Set problem
Every record should be repeated exactly, except that pictures are left out.

----

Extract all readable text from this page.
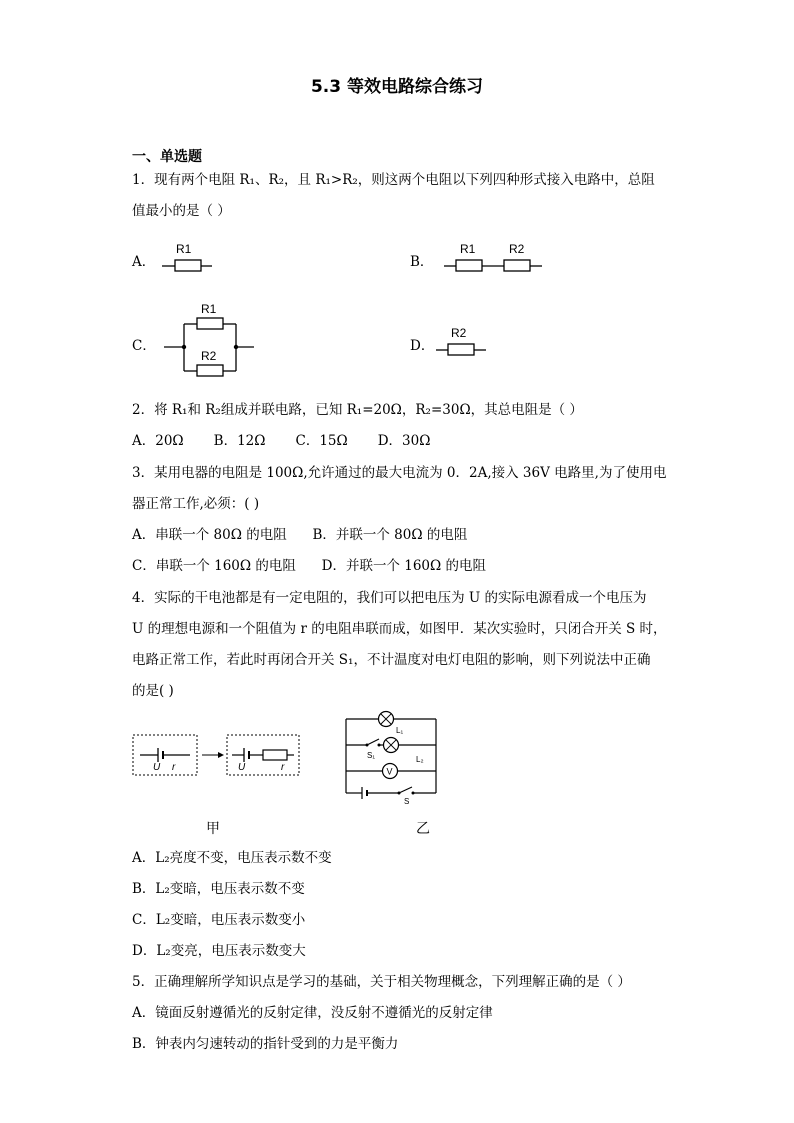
5.3 等效电路综合练习
一、单选题
1．现有两个电阻 R₁、R₂，且 R₁>R₂，则这两个电阻以下列四种形式接入电路中，总阻
值最小的是（ ）
A．
R1
B．
R1	R2
C．
R1
R2
D．
R2
2．将 R₁和 R₂组成并联电路，已知 R₁=20Ω，R₂=30Ω，其总电阻是（ ）
A．20Ω       B．12Ω       C．15Ω       D．30Ω
3．某用电器的电阻是 100Ω,允许通过的最大电流为 0．2A,接入 36V 电路里,为了使用电
器正常工作,必须：( )
A．串联一个 80Ω 的电阻      B．并联一个 80Ω 的电阻
C．串联一个 160Ω 的电阻      D．并联一个 160Ω 的电阻
4．实际的干电池都是有一定电阻的，我们可以把电压为 U 的实际电源看成一个电压为
U 的理想电源和一个阻值为 r 的电阻串联而成，如图甲．某次实验时，只闭合开关 S 时，
电路正常工作，若此时再闭合开关 S₁，不计温度对电灯电阻的影响，则下列说法中正确
的是( )
U r	U	r
L₁
S₁	L₂
V
S
甲	乙
A．L₂亮度不变，电压表示数不变
B．L₂变暗，电压表示数不变
C．L₂变暗，电压表示数变小
D．L₂变亮，电压表示数变大
5．正确理解所学知识点是学习的基础，关于相关物理概念，下列理解正确的是（ ）
A．镜面反射遵循光的反射定律，没反射不遵循光的反射定律
B．钟表内匀速转动的指针受到的力是平衡力
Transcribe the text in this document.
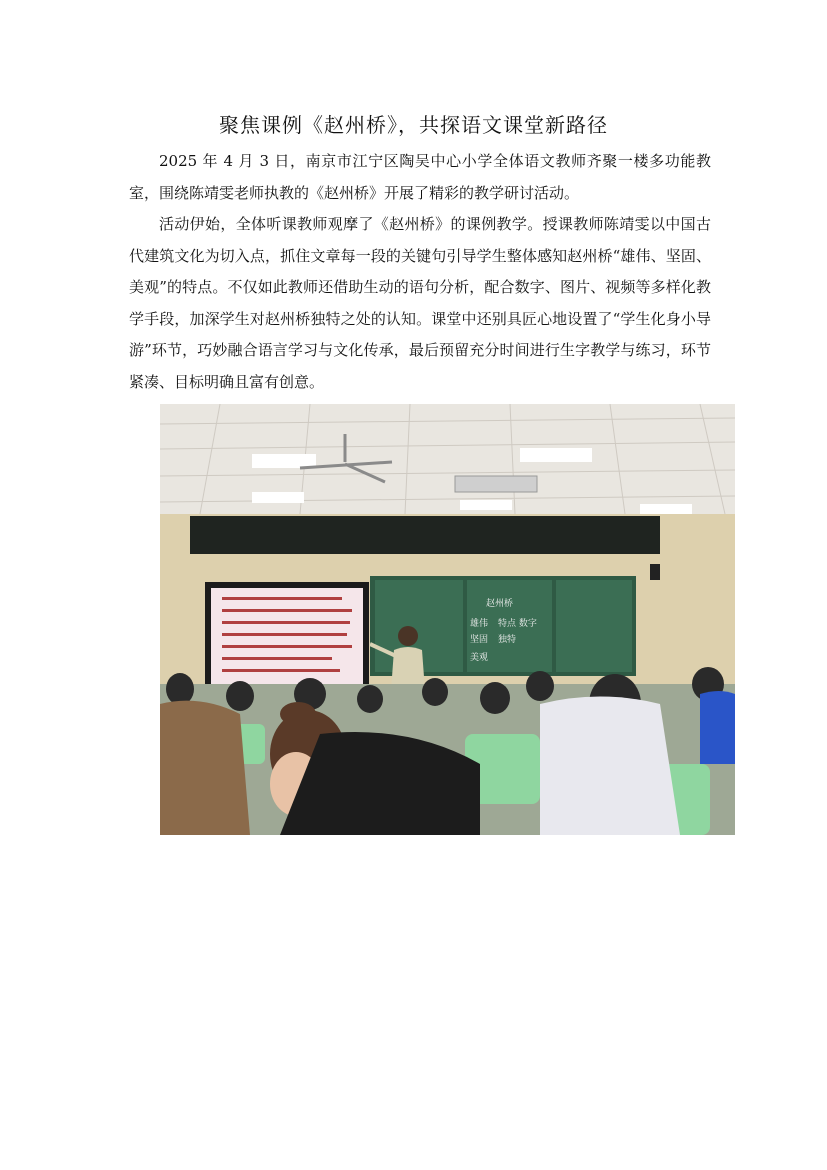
聚焦课例《赵州桥》，共探语文课堂新路径

2025 年 4 月 3 日，南京市江宁区陶吴中心小学全体语文教师齐聚一楼多功能教室，围绕陈靖雯老师执教的《赵州桥》开展了精彩的教学研讨活动。

活动伊始，全体听课教师观摩了《赵州桥》的课例教学。授课教师陈靖雯以中国古代建筑文化为切入点，抓住文章每一段的关键句引导学生整体感知赵州桥“雄伟、坚固、美观”的特点。不仅如此教师还借助生动的语句分析，配合数字、图片、视频等多样化教学手段，加深学生对赵州桥独特之处的认知。课堂中还别具匠心地设置了“学生化身小导游”环节，巧妙融合语言学习与文化传承，最后预留充分时间进行生字教学与练习，环节紧凑、目标明确且富有创意。

赵州桥
雄伟 特点 数字
坚固 独特
美观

----

Solved problem
Extract all readable text from this page.
5.3 等效电路综合练习
一、单选题
1．现有两个电阻 R₁、R₂，且 R₁>R₂，则这两个电阻以下列四种形式接入电路中，总阻
值最小的是（ ）
A．
R1
B．
R1	R2
C．
R1
R2
D．
R2
2．将 R₁和 R₂组成并联电路，已知 R₁=20Ω，R₂=30Ω，其总电阻是（ ）
A．20Ω       B．12Ω       C．15Ω       D．30Ω
3．某用电器的电阻是 100Ω,允许通过的最大电流为 0．2A,接入 36V 电路里,为了使用电
器正常工作,必须：( )
A．串联一个 80Ω 的电阻      B．并联一个 80Ω 的电阻
C．串联一个 160Ω 的电阻      D．并联一个 160Ω 的电阻
4．实际的干电池都是有一定电阻的，我们可以把电压为 U 的实际电源看成一个电压为
U 的理想电源和一个阻值为 r 的电阻串联而成，如图甲．某次实验时，只闭合开关 S 时，
电路正常工作，若此时再闭合开关 S₁，不计温度对电灯电阻的影响，则下列说法中正确
的是( )
U r	U	r
L₁
S₁	L₂
V
S
甲	乙
A．L₂亮度不变，电压表示数不变
B．L₂变暗，电压表示数不变
C．L₂变暗，电压表示数变小
D．L₂变亮，电压表示数变大
5．正确理解所学知识点是学习的基础，关于相关物理概念，下列理解正确的是（ ）
A．镜面反射遵循光的反射定律，没反射不遵循光的反射定律
B．钟表内匀速转动的指针受到的力是平衡力
Transcribe the text in this document.
聚焦课例《赵州桥》，共探语文课堂新路径

2025 年 4 月 3 日，南京市江宁区陶吴中心小学全体语文教师齐聚一楼多功能教室，围绕陈靖雯老师执教的《赵州桥》开展了精彩的教学研讨活动。

活动伊始，全体听课教师观摩了《赵州桥》的课例教学。授课教师陈靖雯以中国古代建筑文化为切入点，抓住文章每一段的关键句引导学生整体感知赵州桥“雄伟、坚固、美观”的特点。不仅如此教师还借助生动的语句分析，配合数字、图片、视频等多样化教学手段，加深学生对赵州桥独特之处的认知。课堂中还别具匠心地设置了“学生化身小导游”环节，巧妙融合语言学习与文化传承，最后预留充分时间进行生字教学与练习，环节紧凑、目标明确且富有创意。

赵州桥
雄伟 特点 数字
坚固 独特
美观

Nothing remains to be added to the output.